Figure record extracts
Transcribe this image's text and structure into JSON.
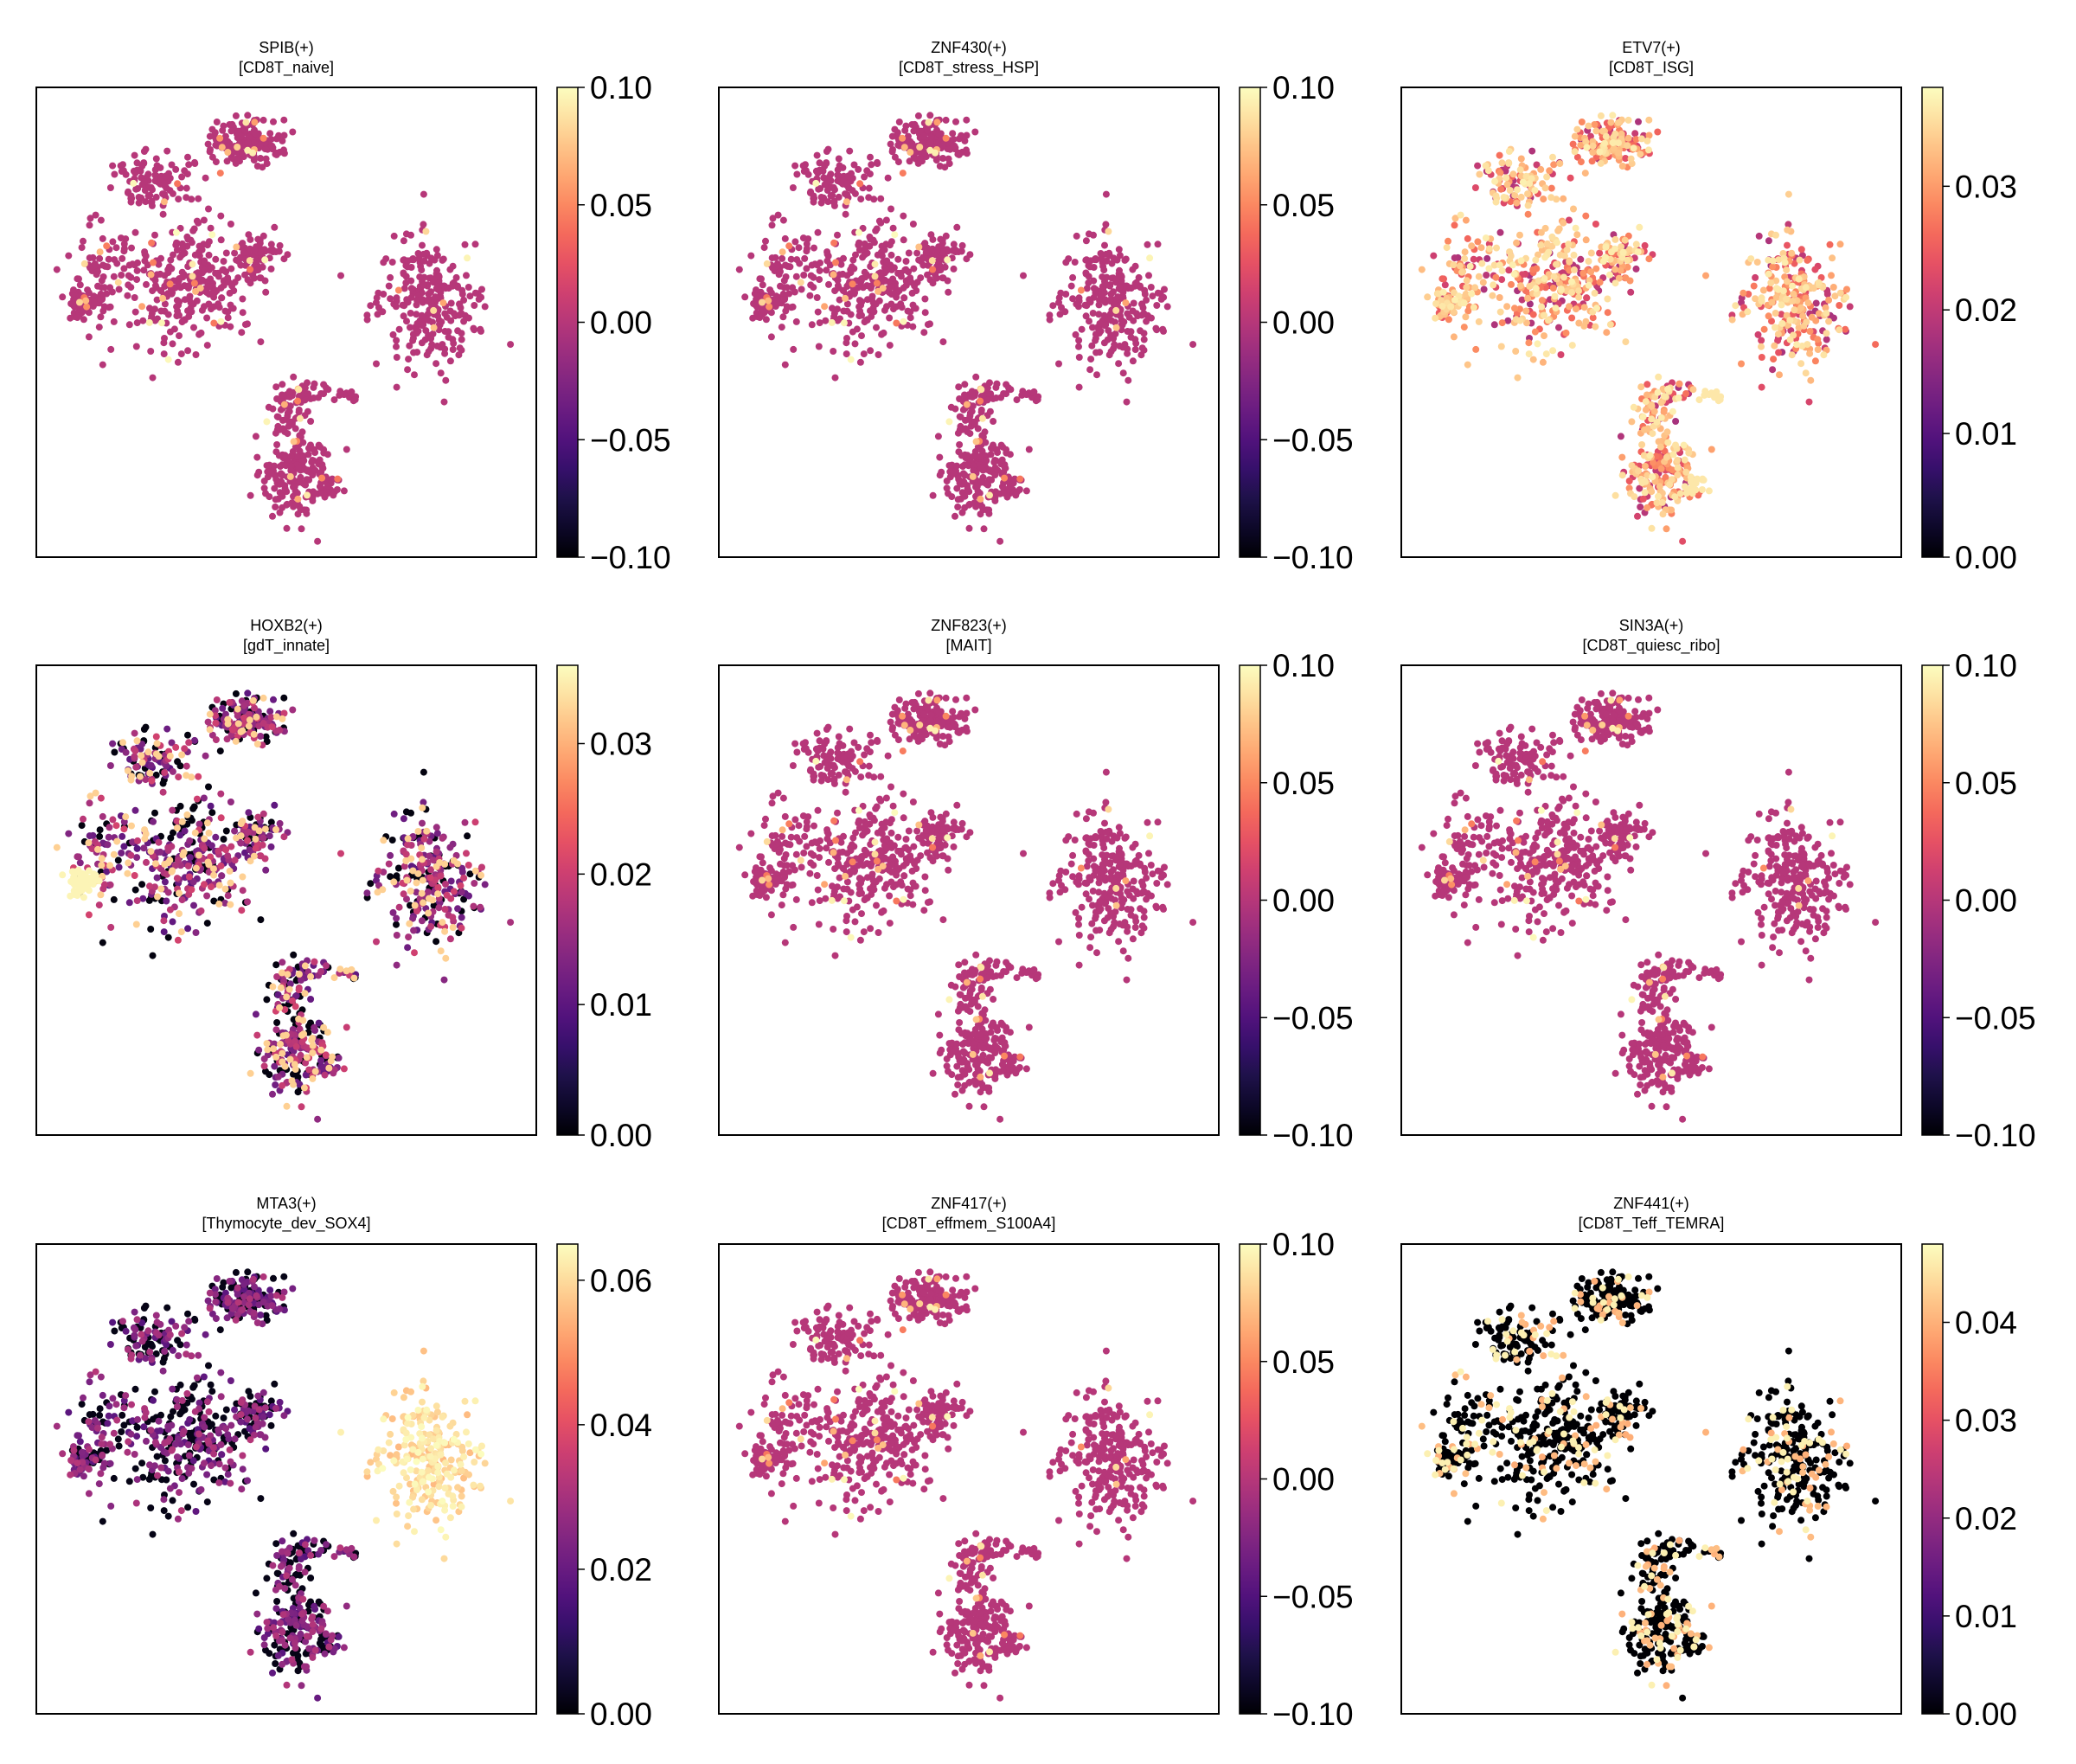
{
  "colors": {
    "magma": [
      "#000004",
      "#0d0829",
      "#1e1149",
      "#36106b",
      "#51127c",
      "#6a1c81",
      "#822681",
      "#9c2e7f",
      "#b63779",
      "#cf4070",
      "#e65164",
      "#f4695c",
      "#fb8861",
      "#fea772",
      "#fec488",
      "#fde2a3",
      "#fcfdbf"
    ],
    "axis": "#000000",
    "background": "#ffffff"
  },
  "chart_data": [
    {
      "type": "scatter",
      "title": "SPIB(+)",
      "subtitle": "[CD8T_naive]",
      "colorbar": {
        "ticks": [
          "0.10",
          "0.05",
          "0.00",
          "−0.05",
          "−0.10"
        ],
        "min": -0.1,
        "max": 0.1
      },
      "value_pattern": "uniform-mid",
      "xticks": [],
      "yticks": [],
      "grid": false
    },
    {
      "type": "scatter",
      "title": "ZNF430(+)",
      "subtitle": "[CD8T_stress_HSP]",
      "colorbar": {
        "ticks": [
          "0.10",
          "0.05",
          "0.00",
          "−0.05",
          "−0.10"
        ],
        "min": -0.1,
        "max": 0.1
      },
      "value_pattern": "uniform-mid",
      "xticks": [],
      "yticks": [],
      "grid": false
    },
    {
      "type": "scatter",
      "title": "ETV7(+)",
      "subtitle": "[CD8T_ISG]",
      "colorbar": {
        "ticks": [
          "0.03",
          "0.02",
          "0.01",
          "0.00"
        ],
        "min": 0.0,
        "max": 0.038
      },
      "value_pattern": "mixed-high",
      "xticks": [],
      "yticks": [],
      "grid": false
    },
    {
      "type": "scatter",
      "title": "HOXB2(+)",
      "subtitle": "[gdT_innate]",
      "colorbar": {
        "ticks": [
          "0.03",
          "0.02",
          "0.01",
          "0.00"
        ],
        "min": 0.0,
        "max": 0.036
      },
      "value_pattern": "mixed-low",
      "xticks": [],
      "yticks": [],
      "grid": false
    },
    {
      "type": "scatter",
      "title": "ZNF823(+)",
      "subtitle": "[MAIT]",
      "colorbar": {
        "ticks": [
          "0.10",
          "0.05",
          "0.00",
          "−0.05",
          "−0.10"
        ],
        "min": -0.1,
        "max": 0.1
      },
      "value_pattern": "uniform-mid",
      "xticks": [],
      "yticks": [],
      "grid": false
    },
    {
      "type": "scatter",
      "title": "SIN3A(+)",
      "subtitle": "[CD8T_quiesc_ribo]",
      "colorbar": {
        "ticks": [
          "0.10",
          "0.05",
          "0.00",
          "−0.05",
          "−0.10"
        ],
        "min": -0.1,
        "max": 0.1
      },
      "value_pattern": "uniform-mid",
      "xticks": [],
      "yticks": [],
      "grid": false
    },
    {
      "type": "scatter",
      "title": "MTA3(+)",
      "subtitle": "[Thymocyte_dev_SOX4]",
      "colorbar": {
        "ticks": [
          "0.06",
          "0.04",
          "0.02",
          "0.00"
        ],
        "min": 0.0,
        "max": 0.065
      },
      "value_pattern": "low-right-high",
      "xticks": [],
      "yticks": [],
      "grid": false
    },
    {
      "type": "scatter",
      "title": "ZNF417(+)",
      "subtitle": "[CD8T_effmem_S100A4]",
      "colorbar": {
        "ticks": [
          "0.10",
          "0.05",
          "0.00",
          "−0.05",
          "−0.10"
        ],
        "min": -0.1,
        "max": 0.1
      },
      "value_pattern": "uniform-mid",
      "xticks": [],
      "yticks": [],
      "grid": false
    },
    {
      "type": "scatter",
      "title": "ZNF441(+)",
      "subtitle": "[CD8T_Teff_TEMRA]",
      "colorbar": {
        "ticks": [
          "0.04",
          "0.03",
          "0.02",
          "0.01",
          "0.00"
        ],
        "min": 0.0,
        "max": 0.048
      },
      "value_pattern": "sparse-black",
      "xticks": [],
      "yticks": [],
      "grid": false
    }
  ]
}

---

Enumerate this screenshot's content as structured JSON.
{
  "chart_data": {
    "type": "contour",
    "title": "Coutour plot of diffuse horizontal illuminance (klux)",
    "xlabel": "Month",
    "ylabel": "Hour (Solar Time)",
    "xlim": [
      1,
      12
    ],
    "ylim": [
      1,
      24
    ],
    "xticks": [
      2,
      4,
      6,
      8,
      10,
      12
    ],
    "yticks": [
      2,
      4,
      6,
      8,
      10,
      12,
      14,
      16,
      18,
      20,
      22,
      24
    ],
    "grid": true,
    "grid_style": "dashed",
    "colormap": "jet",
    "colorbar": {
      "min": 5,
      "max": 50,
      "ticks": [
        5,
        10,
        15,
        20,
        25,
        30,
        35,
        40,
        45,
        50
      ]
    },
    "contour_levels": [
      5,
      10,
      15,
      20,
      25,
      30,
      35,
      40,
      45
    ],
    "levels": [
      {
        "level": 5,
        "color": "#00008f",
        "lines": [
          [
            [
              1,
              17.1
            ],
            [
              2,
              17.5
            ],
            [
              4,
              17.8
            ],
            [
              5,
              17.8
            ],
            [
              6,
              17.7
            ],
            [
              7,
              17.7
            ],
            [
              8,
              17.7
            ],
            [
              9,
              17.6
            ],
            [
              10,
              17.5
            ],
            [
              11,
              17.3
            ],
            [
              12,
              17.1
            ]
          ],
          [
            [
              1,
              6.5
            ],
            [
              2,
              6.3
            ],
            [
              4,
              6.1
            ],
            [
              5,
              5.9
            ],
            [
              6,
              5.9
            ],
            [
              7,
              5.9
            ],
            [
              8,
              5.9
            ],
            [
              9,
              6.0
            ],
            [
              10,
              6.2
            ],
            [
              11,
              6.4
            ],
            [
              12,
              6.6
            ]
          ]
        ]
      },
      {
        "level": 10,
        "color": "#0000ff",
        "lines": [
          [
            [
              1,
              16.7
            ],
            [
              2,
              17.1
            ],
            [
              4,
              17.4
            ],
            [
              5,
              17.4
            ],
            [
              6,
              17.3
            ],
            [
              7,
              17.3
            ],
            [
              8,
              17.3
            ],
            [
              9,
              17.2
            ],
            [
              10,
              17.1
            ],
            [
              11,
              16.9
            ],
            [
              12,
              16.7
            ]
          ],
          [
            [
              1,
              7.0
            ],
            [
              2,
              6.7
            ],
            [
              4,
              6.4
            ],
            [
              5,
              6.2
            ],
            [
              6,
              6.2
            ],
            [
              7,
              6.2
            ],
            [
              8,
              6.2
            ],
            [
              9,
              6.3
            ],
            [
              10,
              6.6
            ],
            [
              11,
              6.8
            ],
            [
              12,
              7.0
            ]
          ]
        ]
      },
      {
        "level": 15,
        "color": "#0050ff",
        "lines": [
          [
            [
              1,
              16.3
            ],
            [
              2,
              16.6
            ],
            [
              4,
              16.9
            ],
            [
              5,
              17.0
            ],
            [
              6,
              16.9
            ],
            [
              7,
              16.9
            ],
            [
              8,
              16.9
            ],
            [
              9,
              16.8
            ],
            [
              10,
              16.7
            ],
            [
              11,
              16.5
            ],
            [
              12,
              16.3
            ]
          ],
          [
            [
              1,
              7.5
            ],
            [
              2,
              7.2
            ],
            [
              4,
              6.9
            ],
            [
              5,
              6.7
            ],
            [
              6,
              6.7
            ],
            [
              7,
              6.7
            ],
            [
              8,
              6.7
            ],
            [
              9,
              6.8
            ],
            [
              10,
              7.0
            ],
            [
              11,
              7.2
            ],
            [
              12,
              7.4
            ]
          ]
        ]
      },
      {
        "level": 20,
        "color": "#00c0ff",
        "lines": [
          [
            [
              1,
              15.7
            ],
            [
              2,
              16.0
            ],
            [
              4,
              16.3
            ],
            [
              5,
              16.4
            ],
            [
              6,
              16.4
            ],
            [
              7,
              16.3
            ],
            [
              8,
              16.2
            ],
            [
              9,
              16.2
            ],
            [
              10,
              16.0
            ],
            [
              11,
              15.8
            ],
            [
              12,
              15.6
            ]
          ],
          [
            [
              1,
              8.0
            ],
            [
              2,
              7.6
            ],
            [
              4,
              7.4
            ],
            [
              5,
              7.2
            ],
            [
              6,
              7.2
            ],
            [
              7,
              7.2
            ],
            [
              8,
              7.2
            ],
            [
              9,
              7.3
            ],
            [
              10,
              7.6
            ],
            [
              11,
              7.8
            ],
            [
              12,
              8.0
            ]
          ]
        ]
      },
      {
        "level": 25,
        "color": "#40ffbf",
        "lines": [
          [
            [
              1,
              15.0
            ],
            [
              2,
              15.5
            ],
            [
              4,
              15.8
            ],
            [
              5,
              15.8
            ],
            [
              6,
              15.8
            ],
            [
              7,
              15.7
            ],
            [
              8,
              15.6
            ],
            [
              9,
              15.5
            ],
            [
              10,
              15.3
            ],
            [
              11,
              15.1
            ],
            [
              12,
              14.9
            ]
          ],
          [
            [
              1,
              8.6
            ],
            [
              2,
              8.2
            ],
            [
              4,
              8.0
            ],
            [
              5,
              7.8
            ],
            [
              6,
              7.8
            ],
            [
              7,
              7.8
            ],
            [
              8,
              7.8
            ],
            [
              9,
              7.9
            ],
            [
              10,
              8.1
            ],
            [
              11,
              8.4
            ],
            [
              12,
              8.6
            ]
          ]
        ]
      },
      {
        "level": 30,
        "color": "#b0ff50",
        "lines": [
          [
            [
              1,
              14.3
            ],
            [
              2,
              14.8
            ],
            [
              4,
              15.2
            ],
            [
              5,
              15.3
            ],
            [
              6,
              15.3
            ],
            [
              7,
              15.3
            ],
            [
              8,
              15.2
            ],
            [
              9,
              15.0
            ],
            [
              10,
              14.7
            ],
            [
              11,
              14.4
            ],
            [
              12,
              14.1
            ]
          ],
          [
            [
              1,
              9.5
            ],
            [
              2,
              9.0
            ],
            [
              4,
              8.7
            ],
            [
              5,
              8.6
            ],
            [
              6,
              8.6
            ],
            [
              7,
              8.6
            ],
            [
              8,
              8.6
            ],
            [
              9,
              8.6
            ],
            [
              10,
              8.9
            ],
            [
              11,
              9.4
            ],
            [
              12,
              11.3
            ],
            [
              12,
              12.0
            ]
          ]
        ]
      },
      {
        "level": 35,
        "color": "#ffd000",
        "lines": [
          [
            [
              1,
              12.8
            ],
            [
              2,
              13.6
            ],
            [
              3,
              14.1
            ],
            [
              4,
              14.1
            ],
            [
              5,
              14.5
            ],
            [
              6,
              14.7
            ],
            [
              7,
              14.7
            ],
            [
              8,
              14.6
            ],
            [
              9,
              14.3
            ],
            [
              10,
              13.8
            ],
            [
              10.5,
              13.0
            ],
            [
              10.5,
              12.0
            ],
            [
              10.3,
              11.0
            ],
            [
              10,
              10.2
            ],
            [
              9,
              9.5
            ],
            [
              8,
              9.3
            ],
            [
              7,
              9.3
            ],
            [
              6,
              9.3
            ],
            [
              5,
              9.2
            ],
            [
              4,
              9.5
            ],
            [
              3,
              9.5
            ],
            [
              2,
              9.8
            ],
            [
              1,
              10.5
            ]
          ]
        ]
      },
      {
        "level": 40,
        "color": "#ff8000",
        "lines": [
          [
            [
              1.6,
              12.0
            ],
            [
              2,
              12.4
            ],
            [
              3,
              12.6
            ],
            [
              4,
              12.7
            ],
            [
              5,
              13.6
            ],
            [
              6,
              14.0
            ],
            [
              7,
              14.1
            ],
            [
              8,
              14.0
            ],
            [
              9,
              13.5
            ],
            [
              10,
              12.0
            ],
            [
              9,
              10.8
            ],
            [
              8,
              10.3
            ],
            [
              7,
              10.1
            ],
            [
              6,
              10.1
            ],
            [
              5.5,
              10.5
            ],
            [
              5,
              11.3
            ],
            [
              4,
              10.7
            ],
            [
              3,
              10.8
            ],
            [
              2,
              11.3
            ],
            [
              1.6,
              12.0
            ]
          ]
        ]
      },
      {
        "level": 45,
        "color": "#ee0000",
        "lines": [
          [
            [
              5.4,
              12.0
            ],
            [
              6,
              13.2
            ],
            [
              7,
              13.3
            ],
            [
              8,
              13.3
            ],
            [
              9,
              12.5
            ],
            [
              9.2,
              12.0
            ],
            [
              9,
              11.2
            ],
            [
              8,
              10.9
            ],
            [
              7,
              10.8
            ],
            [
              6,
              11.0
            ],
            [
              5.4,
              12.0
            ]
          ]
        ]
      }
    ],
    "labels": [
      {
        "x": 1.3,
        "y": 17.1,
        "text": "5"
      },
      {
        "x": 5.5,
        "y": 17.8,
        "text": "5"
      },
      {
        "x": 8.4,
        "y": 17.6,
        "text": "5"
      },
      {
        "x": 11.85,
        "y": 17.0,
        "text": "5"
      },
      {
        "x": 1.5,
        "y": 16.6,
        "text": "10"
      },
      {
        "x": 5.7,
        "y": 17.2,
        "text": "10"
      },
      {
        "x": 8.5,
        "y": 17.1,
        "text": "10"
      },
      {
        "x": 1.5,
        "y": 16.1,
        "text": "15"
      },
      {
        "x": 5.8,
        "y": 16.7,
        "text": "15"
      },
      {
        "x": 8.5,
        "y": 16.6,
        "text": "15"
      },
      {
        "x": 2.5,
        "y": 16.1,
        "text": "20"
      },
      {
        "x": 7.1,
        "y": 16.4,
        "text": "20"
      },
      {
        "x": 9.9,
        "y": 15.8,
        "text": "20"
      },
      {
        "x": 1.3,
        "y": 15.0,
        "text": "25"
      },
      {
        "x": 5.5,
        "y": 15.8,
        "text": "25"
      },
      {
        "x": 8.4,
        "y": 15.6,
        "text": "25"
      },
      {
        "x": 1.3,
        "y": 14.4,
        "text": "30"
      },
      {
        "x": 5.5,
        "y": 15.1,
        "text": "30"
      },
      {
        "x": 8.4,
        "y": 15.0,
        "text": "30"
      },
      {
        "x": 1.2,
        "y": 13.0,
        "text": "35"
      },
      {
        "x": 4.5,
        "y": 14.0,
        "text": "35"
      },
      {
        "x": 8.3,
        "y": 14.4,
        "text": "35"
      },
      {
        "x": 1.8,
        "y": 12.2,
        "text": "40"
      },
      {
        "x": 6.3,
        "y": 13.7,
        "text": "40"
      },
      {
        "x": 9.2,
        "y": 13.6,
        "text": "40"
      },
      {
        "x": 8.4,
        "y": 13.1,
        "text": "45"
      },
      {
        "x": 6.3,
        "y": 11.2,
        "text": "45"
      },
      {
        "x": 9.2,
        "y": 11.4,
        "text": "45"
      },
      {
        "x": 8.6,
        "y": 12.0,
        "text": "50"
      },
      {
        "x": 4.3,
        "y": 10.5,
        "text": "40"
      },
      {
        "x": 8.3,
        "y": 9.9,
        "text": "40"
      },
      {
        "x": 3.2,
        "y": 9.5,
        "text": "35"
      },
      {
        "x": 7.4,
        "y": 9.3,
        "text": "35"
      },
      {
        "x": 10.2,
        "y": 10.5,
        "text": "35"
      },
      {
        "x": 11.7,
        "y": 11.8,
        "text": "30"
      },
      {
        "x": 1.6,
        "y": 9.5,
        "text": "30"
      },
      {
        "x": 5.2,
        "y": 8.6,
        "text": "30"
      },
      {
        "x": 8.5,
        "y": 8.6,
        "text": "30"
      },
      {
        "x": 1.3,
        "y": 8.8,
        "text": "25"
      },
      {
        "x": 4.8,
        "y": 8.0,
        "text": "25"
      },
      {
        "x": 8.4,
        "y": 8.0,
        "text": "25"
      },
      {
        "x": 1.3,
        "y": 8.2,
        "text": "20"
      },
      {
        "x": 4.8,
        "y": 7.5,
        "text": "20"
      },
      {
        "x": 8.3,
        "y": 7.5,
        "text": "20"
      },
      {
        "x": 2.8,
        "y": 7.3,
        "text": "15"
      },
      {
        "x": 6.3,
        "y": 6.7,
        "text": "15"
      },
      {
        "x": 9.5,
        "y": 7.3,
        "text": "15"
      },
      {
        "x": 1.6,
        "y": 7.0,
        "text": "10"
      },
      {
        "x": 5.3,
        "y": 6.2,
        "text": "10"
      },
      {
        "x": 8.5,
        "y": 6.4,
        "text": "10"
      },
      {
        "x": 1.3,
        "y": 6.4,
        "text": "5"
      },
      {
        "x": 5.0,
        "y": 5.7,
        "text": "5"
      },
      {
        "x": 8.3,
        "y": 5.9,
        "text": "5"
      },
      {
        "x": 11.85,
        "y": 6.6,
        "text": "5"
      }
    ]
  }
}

(What is being asked) Within the data above, pick out all lines holding the word "this".

(Reply to the exercise)
Transcribe this image's text and structure into JSON.
Enumerate this screenshot's content as structured JSON.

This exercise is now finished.